● **WHAT IS NEEDED**
Repeat word for word the stretch of the material below from the line containing "- paragraph-text: مالِ" through the line containing "- bullet-icon: [613, 277, 624, 288]", with both of those lines included.

⁂

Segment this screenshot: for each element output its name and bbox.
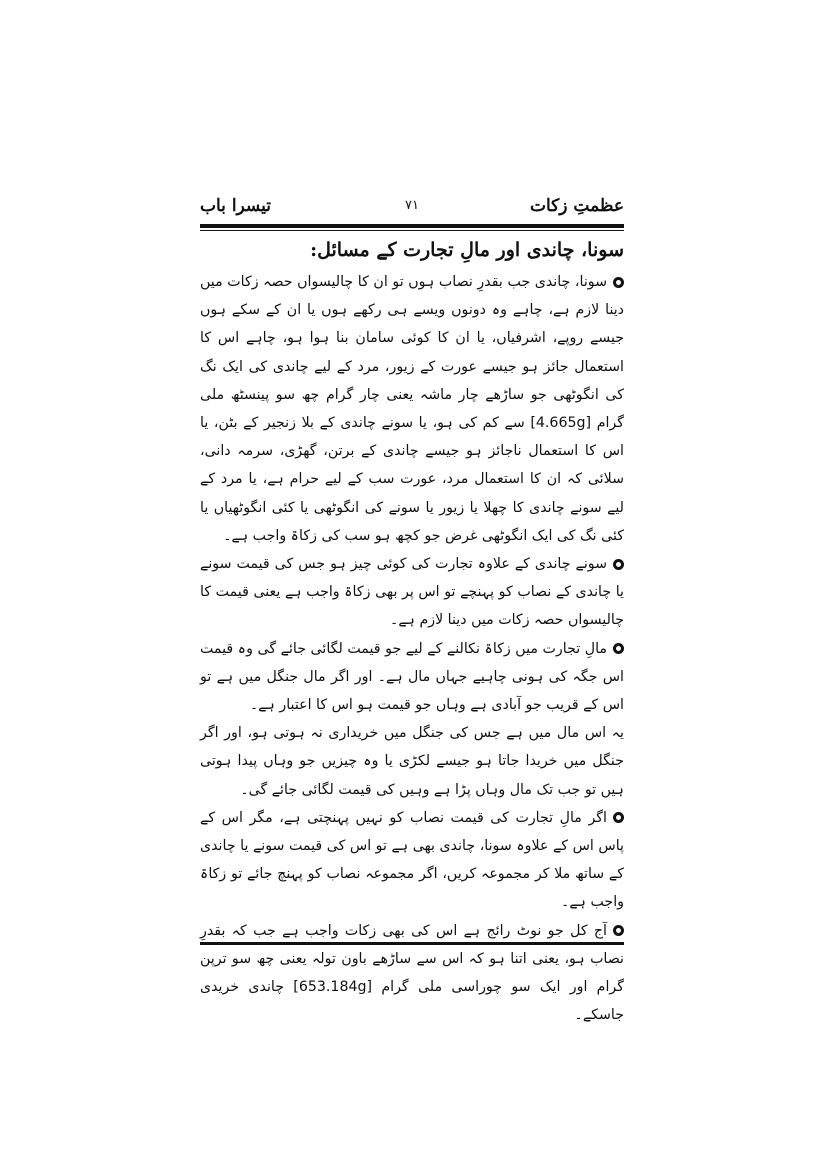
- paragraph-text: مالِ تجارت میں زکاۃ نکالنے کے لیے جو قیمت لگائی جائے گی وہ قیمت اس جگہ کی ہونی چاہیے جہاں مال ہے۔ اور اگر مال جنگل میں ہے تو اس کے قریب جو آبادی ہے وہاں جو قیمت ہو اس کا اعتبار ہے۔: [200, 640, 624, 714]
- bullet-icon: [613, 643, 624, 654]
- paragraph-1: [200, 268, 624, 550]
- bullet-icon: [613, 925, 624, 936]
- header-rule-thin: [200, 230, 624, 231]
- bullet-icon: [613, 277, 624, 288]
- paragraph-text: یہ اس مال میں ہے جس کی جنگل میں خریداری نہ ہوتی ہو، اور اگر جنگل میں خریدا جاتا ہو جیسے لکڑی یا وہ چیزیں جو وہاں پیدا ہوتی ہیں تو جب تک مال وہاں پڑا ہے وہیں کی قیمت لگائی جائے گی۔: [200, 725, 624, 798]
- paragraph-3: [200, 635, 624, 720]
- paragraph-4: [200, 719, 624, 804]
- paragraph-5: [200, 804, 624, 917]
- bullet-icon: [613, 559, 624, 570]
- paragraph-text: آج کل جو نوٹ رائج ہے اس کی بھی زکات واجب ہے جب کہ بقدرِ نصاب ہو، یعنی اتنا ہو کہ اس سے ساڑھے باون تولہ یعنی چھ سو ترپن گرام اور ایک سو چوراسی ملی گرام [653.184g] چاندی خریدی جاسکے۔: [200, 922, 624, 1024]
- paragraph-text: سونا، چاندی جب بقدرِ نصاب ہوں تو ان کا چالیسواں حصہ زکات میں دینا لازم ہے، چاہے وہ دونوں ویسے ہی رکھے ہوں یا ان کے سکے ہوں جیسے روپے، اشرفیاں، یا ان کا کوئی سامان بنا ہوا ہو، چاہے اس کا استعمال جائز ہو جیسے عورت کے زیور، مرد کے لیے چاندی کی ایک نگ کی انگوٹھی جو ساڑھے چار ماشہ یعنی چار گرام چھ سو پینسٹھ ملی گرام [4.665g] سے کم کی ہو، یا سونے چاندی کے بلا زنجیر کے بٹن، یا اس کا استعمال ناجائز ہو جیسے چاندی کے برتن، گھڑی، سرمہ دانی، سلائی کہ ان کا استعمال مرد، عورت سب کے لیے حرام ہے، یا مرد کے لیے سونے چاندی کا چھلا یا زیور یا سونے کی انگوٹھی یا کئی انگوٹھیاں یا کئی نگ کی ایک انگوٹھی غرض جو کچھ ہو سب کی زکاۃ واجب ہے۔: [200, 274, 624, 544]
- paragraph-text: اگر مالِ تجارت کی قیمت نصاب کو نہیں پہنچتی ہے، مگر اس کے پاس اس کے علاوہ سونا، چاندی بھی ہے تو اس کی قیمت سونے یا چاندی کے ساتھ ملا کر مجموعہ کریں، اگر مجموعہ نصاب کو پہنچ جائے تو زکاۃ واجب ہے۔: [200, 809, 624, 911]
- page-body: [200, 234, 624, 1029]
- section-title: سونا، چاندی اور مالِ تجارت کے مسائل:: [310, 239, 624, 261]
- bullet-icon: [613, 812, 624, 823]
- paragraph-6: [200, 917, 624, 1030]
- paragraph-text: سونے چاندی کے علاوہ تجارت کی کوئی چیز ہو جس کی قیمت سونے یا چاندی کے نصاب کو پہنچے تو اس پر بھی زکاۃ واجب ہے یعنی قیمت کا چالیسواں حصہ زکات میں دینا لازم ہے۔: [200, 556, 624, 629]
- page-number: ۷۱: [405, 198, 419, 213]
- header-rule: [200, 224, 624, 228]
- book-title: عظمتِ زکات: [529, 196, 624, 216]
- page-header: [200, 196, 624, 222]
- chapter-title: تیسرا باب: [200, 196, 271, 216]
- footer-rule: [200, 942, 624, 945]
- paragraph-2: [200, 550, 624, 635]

⁂

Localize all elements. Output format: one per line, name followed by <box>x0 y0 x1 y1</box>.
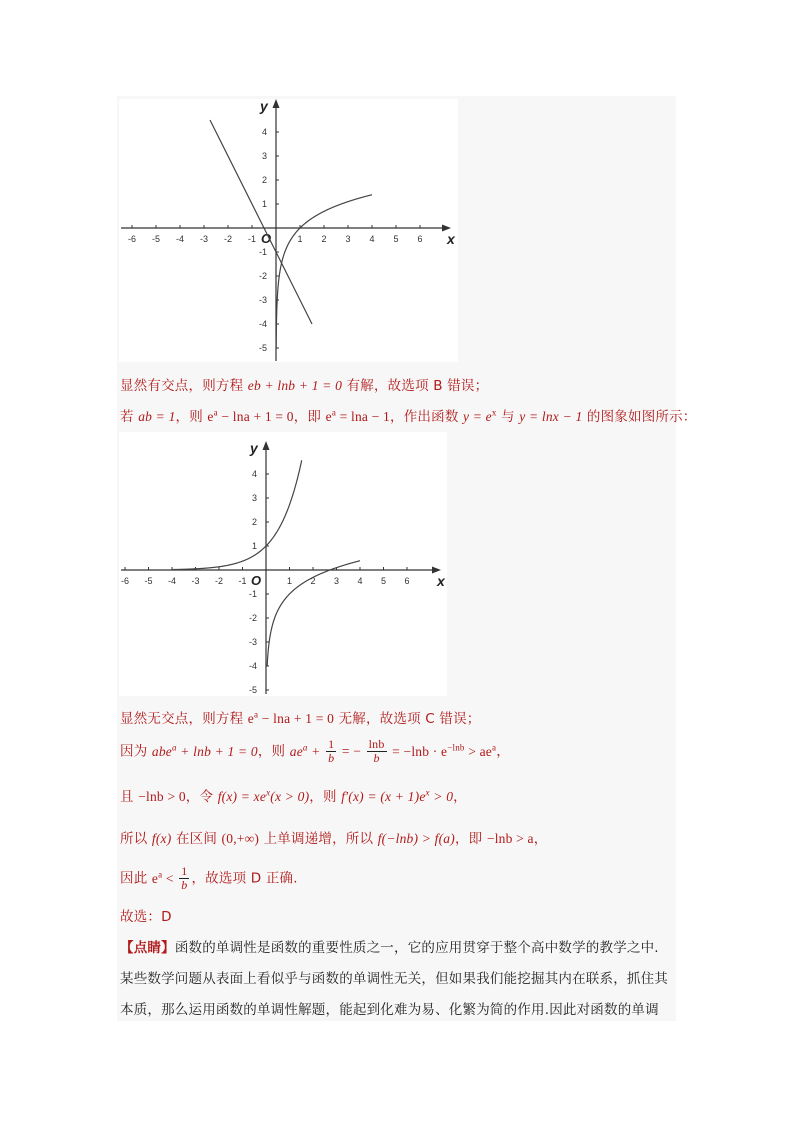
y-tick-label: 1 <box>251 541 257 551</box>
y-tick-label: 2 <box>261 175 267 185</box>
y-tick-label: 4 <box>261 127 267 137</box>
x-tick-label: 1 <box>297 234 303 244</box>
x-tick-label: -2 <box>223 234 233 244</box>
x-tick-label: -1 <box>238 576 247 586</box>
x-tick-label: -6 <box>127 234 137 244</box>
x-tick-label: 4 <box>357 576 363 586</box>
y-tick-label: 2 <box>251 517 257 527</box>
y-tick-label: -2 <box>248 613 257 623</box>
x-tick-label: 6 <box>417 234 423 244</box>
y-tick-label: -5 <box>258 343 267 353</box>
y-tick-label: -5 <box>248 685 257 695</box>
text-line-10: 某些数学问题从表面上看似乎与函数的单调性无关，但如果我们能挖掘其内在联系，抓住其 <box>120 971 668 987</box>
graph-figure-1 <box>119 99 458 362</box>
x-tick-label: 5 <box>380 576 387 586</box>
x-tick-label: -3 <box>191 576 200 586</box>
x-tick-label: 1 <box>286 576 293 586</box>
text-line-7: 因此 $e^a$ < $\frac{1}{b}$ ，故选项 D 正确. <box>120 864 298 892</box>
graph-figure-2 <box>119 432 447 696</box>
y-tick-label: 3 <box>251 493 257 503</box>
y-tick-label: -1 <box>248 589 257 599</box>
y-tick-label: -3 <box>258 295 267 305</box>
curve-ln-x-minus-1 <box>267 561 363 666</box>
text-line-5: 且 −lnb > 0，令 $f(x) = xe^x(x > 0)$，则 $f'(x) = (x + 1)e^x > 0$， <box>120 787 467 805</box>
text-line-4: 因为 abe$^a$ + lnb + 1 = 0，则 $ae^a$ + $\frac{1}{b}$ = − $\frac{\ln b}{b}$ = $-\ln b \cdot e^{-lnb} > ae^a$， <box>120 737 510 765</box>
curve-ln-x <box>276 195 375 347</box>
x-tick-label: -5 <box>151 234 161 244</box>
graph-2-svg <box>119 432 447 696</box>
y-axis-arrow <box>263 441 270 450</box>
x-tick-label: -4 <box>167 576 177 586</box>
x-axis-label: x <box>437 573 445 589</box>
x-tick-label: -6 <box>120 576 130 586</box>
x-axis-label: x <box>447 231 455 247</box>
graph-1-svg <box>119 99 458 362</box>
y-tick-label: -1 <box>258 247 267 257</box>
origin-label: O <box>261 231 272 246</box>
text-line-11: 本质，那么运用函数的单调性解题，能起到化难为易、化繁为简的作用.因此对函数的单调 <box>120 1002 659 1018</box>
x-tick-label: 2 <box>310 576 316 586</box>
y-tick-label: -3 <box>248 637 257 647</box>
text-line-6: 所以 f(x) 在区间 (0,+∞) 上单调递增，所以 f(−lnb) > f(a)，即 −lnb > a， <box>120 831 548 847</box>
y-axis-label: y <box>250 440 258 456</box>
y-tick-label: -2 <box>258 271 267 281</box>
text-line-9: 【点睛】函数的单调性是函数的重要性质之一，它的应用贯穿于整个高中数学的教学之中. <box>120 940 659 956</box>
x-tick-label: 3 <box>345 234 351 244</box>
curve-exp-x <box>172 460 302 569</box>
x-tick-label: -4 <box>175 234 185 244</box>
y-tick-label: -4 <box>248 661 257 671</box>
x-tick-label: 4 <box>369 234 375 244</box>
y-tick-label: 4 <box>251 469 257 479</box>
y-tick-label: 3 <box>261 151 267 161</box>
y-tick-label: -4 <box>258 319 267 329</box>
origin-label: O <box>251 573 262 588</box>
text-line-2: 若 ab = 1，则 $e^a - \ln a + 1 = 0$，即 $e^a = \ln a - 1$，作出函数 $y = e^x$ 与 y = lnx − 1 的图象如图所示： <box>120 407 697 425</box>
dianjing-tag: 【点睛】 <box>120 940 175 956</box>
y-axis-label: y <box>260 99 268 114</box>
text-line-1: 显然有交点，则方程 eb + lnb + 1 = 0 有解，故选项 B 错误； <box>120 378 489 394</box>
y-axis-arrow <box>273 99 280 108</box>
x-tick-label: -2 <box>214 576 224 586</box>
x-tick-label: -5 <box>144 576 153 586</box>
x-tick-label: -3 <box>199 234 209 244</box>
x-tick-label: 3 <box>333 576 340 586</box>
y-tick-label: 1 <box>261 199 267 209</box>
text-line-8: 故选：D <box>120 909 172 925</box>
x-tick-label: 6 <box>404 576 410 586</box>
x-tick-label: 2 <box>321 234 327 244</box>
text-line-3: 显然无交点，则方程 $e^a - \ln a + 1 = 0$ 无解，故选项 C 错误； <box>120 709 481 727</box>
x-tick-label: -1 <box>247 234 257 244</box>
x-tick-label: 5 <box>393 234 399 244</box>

⁂

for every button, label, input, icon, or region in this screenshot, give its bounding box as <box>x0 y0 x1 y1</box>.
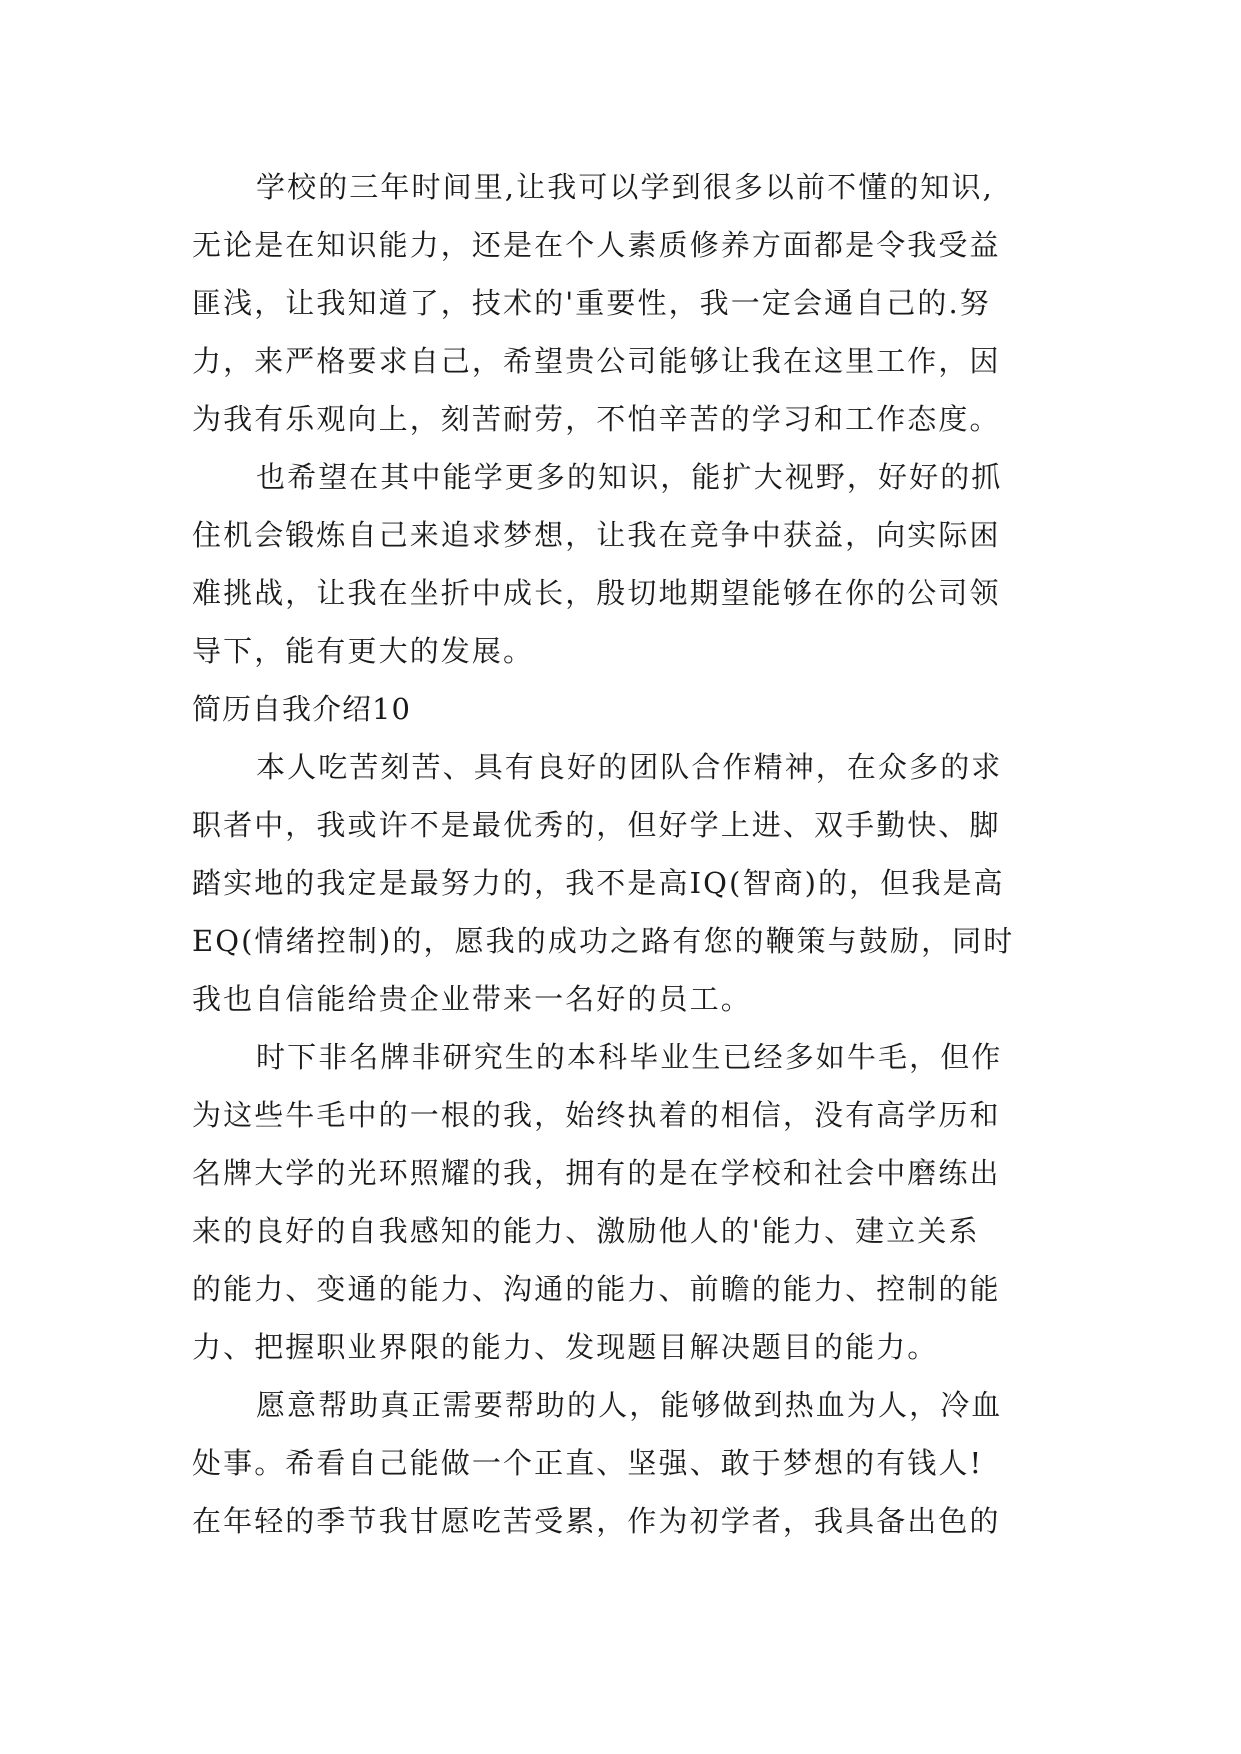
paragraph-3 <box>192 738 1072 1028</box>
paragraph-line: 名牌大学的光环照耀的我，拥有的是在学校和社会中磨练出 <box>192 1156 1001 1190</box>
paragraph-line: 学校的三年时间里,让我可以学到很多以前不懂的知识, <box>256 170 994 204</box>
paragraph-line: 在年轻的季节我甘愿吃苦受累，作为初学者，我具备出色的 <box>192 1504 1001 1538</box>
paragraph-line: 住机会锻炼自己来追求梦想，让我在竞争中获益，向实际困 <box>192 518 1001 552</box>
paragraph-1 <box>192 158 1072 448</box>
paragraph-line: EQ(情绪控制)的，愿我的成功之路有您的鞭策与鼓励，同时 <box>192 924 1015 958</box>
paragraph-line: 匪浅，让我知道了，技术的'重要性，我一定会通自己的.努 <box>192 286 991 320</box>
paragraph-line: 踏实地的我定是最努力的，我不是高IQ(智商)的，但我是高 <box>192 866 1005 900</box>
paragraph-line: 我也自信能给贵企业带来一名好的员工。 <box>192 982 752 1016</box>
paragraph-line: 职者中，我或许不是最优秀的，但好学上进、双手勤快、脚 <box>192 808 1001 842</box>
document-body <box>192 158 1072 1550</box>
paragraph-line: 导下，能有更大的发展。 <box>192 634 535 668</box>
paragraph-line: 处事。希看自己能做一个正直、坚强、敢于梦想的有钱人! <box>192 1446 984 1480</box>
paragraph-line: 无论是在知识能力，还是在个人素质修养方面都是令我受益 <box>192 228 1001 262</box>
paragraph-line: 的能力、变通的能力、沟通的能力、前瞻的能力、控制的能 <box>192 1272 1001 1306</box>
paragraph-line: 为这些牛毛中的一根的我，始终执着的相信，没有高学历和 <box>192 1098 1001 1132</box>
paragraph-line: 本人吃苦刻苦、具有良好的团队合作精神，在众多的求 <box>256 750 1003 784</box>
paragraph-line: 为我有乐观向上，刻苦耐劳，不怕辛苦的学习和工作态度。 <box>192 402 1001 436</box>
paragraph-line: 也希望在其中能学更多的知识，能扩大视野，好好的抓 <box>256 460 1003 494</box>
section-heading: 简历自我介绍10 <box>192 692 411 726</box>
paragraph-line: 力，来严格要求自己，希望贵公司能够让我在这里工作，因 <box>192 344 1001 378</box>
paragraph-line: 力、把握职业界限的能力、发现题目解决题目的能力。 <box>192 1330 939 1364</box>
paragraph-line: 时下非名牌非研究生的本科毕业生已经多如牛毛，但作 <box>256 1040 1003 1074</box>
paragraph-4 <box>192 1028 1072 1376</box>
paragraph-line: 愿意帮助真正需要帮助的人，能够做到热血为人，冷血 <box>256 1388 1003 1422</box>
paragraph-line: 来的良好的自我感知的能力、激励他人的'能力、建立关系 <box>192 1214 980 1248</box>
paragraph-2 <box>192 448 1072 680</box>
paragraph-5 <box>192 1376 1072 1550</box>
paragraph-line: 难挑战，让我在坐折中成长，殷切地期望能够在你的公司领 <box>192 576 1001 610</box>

⁂

● **PROBLEM SOLUTION**
- paragraph-text: مالِ تجارت میں زکاۃ نکالنے کے لیے جو قیمت لگائی جائے گی وہ قیمت اس جگہ کی ہونی چاہیے جہاں مال ہے۔ اور اگر مال جنگل میں ہے تو اس کے قریب جو آبادی ہے وہاں جو قیمت ہو اس کا اعتبار ہے۔: [200, 640, 624, 714]
- bullet-icon: [613, 643, 624, 654]
- paragraph-1: [200, 268, 624, 550]
- bullet-icon: [613, 925, 624, 936]
- header-rule-thin: [200, 230, 624, 231]
- bullet-icon: [613, 277, 624, 288]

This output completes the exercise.